▸ **Given problem**: Please find all lines in the data that hold the string "point" and copy them.

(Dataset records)
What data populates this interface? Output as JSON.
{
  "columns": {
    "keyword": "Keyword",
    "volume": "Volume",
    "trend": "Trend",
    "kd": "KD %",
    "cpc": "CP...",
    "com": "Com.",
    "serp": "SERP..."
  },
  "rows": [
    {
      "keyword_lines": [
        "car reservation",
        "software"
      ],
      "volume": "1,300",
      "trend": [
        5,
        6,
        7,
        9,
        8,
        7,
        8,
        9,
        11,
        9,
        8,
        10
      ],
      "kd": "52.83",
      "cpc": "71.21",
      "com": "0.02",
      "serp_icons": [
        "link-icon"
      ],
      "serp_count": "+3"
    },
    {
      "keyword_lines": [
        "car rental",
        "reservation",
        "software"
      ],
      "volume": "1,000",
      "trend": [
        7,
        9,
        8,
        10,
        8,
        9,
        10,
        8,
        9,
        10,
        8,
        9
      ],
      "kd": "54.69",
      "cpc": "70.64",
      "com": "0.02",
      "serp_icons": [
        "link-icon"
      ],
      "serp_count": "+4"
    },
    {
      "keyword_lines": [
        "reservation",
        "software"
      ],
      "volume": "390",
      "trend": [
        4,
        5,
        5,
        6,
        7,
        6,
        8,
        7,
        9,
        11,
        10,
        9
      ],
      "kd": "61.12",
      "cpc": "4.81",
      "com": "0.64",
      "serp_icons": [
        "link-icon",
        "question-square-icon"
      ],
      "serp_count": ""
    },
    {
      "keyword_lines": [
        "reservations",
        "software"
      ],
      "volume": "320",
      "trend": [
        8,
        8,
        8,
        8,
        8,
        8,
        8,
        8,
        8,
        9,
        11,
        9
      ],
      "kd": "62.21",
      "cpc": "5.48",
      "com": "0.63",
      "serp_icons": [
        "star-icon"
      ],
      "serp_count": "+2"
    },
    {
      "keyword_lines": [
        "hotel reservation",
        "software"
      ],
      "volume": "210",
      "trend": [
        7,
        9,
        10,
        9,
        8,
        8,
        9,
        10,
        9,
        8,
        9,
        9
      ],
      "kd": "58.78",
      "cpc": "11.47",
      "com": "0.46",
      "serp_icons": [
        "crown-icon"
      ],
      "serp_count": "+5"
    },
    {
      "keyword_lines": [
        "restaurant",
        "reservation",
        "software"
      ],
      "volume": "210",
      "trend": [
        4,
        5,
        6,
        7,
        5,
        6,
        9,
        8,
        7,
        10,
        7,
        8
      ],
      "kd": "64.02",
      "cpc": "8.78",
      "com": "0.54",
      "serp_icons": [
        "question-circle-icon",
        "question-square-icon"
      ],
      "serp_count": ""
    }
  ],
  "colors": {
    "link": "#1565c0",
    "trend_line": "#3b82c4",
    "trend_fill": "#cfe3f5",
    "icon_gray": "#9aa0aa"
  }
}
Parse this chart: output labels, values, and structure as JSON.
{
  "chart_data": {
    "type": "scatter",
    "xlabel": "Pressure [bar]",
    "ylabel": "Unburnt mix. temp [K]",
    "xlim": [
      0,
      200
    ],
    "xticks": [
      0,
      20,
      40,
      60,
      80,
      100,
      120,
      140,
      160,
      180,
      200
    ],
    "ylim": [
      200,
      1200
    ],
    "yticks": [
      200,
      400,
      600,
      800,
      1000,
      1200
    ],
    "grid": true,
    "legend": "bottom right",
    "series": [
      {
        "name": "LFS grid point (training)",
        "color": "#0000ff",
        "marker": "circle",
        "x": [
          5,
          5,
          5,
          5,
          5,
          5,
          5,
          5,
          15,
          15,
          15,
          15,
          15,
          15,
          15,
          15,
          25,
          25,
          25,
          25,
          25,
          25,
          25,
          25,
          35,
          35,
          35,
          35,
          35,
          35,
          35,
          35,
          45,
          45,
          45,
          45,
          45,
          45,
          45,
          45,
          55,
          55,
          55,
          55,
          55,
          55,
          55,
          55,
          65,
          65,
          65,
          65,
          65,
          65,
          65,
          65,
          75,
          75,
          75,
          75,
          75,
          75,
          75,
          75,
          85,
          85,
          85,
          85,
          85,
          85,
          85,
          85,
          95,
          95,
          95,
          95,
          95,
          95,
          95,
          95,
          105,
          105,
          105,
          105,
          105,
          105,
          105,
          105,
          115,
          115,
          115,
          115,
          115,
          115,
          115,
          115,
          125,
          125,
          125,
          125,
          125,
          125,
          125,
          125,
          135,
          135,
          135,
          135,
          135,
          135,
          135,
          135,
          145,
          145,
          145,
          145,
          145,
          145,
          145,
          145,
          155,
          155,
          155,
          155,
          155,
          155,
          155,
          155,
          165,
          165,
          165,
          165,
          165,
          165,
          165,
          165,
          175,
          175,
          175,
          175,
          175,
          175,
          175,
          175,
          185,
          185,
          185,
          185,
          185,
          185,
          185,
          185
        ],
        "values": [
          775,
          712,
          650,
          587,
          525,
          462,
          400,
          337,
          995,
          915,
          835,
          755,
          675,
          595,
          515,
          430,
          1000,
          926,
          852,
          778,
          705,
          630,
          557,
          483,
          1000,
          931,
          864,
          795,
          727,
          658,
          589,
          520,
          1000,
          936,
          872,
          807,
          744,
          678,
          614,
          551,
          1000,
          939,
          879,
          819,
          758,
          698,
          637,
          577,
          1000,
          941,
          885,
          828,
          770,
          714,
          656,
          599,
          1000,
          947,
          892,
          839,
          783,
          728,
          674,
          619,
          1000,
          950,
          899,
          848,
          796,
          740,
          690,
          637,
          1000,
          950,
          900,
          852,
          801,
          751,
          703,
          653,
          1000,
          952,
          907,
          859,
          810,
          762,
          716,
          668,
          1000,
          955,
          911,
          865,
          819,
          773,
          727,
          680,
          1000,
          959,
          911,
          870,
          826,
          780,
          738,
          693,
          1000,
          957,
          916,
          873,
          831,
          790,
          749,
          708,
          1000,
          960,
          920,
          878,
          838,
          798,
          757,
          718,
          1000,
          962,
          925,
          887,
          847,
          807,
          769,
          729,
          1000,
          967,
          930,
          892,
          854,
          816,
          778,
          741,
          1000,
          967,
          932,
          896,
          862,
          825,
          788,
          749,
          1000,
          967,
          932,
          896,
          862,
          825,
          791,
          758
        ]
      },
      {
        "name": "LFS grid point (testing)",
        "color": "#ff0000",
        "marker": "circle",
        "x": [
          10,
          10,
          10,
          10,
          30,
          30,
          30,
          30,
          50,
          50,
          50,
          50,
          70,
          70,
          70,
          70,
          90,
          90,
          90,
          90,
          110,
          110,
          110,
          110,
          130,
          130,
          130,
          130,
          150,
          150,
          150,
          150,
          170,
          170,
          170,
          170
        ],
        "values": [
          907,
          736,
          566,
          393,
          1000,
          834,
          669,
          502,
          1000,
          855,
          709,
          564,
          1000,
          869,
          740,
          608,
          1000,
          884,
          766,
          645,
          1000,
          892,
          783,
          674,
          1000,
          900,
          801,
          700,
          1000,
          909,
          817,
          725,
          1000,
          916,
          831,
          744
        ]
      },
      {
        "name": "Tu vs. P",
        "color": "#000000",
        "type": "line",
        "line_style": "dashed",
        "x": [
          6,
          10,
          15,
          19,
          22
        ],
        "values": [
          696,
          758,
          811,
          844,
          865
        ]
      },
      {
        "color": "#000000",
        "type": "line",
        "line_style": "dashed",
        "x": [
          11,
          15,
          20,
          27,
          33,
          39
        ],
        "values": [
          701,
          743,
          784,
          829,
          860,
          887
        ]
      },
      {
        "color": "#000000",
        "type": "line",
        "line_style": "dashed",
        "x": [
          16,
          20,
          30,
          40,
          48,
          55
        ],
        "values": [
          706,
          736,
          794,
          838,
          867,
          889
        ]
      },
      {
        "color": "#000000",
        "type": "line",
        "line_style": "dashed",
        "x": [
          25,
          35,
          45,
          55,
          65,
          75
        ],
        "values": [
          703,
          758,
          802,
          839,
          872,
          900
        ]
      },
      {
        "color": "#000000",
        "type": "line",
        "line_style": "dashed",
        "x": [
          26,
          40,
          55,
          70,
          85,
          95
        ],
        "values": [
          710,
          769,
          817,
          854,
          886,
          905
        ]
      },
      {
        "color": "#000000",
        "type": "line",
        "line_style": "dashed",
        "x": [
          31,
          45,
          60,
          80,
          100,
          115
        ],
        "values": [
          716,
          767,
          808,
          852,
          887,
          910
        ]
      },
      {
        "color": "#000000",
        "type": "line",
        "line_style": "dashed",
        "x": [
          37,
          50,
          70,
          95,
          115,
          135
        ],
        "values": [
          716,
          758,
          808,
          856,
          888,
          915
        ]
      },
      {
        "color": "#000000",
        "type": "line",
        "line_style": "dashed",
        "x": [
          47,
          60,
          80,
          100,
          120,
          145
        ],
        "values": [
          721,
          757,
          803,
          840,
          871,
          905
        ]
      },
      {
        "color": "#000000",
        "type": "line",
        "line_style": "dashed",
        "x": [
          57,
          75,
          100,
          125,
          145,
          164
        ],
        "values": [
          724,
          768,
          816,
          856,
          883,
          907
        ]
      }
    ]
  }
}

▸ **Written reply**:
        "name": "LFS grid point (training)",
        "name": "LFS grid point (testing)",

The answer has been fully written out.